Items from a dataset
--*--

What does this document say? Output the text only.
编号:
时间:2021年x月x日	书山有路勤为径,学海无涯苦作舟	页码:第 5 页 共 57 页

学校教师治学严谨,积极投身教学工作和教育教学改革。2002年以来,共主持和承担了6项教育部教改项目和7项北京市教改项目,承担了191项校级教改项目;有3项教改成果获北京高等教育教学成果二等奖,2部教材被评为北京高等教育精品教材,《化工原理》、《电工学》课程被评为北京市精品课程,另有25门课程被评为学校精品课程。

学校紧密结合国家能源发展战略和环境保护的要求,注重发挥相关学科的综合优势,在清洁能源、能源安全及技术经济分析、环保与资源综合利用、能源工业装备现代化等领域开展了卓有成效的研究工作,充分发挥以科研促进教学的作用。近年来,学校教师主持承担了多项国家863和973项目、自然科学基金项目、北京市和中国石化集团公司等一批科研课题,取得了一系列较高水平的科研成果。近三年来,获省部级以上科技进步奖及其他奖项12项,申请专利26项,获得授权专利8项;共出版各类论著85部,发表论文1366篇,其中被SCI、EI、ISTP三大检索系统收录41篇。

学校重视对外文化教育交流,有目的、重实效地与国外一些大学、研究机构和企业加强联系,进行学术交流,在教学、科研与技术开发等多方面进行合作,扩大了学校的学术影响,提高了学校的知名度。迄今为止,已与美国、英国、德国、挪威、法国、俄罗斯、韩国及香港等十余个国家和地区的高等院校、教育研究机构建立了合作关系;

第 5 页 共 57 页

--*--

**WRITTEN TASK:**
All entries must be repeated verbatim.

**FULL ANSWER:**
What does this document say? Output the text only.
编号:
时间:2021年x月x日	书山有路勤为径,学海无涯苦作舟	页码:第 5 页 共 57 页

学校教师治学严谨,积极投身教学工作和教育教学改革。2002年以来,共主持和承担了6项教育部教改项目和7项北京市教改项目,承担了191项校级教改项目;有3项教改成果获北京高等教育教学成果二等奖,2部教材被评为北京高等教育精品教材,《化工原理》、《电工学》课程被评为北京市精品课程,另有25门课程被评为学校精品课程。

学校紧密结合国家能源发展战略和环境保护的要求,注重发挥相关学科的综合优势,在清洁能源、能源安全及技术经济分析、环保与资源综合利用、能源工业装备现代化等领域开展了卓有成效的研究工作,充分发挥以科研促进教学的作用。近年来,学校教师主持承担了多项国家863和973项目、自然科学基金项目、北京市和中国石化集团公司等一批科研课题,取得了一系列较高水平的科研成果。近三年来,获省部级以上科技进步奖及其他奖项12项,申请专利26项,获得授权专利8项;共出版各类论著85部,发表论文1366篇,其中被SCI、EI、ISTP三大检索系统收录41篇。

学校重视对外文化教育交流,有目的、重实效地与国外一些大学、研究机构和企业加强联系,进行学术交流,在教学、科研与技术开发等多方面进行合作,扩大了学校的学术影响,提高了学校的知名度。迄今为止,已与美国、英国、德国、挪威、法国、俄罗斯、韩国及香港等十余个国家和地区的高等院校、教育研究机构建立了合作关系;

第 5 页 共 57 页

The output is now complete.